Given problem ▸ Extract each line where the string "interactions" shows up.

Start Provided records

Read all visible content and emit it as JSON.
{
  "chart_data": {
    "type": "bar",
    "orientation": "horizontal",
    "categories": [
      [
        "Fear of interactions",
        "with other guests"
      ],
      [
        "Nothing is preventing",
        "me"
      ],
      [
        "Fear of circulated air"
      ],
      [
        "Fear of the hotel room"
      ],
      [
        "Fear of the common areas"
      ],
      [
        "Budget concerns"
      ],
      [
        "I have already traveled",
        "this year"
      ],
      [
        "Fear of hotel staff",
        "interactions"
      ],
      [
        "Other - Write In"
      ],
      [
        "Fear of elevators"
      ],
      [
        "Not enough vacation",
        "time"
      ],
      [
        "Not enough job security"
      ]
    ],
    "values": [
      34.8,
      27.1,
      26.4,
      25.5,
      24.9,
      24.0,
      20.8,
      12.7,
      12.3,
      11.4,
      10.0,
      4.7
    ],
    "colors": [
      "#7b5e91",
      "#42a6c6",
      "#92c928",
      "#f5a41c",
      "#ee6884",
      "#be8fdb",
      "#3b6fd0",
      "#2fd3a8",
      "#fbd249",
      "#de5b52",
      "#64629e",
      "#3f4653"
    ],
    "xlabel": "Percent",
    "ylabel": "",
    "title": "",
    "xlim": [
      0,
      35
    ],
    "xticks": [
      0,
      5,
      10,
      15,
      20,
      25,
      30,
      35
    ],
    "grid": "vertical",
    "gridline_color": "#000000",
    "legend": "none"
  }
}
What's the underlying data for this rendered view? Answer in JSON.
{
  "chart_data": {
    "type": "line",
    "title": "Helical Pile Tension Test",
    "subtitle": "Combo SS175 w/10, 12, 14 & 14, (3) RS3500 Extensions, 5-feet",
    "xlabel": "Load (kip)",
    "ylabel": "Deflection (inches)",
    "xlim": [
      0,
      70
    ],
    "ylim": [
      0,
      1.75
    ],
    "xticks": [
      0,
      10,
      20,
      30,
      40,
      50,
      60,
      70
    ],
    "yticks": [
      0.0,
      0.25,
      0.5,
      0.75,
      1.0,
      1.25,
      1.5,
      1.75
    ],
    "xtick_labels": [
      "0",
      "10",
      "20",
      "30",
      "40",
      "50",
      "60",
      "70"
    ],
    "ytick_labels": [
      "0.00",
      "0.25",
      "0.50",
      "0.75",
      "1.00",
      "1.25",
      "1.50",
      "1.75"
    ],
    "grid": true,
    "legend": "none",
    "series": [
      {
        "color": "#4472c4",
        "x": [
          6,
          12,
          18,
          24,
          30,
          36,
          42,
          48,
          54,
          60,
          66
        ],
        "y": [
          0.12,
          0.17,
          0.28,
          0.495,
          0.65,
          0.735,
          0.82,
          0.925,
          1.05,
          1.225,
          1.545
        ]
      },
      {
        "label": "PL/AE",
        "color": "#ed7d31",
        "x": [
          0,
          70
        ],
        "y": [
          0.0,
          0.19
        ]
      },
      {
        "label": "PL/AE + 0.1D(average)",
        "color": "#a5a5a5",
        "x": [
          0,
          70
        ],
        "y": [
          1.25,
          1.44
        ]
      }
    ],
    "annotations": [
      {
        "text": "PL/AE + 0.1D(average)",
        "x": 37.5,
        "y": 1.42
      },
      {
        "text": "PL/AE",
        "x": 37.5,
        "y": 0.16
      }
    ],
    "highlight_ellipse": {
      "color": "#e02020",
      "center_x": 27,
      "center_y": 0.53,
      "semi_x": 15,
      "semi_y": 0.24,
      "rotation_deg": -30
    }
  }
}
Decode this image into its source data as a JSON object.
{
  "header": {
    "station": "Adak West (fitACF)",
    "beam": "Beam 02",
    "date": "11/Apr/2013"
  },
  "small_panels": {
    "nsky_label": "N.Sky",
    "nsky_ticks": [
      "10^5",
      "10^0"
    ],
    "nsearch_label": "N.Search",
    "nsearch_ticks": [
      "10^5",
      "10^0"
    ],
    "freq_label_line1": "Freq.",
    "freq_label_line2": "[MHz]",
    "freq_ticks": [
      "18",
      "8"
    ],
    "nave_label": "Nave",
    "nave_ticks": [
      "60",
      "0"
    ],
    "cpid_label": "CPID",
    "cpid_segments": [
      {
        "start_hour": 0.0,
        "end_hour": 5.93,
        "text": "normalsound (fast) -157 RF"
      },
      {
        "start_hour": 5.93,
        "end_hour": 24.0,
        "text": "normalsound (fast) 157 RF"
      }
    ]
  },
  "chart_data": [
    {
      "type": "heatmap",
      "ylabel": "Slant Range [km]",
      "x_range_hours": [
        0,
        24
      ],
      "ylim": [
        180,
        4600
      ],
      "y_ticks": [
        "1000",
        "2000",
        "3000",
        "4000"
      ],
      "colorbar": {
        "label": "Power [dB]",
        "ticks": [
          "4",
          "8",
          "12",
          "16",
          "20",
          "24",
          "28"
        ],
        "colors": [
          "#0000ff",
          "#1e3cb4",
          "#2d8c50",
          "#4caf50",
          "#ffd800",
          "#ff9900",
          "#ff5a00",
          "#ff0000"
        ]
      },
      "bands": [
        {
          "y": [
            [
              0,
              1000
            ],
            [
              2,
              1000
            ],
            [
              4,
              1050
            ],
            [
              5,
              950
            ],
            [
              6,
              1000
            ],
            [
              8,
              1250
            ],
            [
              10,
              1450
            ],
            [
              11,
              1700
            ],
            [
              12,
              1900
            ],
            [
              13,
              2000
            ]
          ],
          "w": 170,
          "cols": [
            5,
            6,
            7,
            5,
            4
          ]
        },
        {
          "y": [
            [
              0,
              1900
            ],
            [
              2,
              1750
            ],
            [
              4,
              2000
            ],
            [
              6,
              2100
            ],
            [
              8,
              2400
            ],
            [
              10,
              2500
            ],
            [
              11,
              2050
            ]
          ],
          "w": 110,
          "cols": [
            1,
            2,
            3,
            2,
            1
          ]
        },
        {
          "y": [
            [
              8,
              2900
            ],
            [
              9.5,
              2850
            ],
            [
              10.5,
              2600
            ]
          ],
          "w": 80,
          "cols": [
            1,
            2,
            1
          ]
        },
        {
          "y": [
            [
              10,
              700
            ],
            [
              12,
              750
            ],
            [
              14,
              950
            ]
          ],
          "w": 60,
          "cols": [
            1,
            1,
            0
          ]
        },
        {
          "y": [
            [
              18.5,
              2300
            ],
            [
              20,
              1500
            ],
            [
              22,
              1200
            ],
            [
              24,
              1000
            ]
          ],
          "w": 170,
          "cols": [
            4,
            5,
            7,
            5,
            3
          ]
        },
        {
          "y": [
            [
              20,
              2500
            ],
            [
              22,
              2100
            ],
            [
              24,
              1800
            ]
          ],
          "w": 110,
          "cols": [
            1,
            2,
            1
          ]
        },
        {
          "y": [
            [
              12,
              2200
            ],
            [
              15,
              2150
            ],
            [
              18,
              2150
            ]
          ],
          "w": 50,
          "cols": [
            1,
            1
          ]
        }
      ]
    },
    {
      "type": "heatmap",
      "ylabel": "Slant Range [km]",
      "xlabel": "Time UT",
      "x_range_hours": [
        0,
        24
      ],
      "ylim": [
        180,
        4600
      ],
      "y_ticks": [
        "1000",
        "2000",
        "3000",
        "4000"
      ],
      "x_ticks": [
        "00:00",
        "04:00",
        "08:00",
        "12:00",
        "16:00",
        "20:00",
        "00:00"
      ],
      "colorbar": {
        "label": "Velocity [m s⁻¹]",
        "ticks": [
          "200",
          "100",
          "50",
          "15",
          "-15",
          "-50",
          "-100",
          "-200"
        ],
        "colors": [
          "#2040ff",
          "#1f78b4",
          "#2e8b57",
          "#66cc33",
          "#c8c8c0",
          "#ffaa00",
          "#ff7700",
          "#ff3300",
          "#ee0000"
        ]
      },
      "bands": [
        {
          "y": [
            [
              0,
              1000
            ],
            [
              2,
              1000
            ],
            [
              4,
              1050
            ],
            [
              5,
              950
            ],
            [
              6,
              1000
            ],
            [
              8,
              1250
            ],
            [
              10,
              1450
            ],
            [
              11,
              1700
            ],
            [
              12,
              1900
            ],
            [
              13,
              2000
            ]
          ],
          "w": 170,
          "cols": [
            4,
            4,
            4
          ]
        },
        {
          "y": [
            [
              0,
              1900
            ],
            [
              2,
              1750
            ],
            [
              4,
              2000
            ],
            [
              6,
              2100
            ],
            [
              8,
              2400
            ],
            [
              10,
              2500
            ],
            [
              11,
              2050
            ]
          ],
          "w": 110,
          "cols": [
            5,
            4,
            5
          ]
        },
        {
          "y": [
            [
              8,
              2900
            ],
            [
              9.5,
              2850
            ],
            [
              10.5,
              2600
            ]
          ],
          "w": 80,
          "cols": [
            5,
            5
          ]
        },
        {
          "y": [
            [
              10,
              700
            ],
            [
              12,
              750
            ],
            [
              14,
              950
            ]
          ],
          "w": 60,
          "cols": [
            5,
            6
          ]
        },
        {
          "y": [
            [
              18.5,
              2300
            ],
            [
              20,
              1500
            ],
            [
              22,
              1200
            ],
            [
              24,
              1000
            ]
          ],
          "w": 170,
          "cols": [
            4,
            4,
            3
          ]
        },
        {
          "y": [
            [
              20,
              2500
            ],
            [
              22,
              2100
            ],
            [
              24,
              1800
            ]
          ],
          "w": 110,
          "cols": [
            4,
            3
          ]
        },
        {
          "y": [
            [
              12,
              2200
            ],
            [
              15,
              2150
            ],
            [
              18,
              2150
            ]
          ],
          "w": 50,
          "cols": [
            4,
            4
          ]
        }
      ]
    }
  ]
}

End Provided records

Solution to the exercise ▸
        "Fear of interactions",
        "interactions"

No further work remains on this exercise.